Work instructions: Tally the lines that hold the string "première", and reply with the count alone.

- - - - - - -

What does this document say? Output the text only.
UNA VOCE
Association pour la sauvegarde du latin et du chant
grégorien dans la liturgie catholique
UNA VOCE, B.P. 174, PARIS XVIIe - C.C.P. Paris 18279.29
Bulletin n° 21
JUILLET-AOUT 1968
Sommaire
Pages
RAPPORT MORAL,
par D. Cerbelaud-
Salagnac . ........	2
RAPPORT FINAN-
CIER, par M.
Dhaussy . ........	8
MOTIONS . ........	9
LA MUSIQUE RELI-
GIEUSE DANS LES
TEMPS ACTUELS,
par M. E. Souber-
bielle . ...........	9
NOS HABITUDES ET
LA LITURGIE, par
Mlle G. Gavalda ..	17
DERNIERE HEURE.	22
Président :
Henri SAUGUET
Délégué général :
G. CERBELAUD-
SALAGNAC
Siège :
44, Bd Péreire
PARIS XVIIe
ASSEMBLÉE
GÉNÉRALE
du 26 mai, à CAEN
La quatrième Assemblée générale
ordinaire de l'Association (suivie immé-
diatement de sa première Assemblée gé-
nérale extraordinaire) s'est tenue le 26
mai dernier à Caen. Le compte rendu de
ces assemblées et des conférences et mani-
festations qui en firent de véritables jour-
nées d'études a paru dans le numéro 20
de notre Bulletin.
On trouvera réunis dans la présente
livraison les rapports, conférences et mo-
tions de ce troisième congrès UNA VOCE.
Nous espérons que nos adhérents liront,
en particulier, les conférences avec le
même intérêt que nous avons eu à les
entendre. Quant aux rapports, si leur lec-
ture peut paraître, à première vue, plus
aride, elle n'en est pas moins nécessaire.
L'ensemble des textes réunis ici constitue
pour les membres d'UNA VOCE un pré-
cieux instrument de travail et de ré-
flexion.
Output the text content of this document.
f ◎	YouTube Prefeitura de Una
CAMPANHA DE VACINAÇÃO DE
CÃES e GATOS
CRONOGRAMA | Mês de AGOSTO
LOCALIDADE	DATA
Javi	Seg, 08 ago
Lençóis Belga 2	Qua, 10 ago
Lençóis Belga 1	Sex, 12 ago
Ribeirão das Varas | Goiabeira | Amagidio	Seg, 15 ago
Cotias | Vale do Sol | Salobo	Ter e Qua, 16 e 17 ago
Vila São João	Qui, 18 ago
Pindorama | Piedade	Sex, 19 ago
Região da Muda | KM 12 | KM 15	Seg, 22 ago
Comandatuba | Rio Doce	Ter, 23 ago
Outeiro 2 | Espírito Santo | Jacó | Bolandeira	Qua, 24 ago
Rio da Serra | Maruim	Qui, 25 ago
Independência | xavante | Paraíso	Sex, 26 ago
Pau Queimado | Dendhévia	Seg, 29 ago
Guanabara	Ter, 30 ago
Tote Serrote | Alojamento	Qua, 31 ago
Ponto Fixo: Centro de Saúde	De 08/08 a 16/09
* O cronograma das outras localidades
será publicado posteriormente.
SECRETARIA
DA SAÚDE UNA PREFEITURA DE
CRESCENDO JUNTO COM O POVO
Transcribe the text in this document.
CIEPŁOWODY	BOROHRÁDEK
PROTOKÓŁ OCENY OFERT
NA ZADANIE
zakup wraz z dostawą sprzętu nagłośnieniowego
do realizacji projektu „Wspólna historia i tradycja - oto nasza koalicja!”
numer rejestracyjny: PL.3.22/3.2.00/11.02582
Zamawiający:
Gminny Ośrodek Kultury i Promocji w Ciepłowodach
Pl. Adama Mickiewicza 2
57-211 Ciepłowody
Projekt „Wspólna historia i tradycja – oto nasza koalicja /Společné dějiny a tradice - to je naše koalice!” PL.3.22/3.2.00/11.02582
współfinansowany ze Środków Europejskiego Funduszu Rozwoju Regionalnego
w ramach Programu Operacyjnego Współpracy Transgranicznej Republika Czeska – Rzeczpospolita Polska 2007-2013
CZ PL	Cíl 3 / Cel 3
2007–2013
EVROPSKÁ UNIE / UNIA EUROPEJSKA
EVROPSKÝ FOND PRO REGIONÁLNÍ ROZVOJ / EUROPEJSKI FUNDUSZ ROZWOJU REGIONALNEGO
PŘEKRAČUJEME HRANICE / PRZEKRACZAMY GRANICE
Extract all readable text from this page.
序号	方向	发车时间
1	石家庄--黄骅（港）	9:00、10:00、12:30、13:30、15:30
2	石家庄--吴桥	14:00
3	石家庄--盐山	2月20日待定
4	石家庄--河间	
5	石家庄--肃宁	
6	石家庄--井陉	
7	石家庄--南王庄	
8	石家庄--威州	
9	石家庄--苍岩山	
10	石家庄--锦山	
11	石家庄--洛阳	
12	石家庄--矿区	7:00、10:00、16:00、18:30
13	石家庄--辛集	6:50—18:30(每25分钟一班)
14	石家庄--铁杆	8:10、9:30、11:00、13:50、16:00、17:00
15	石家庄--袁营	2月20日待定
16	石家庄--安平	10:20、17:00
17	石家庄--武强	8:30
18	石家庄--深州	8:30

- - - - - - -

Correct output: 2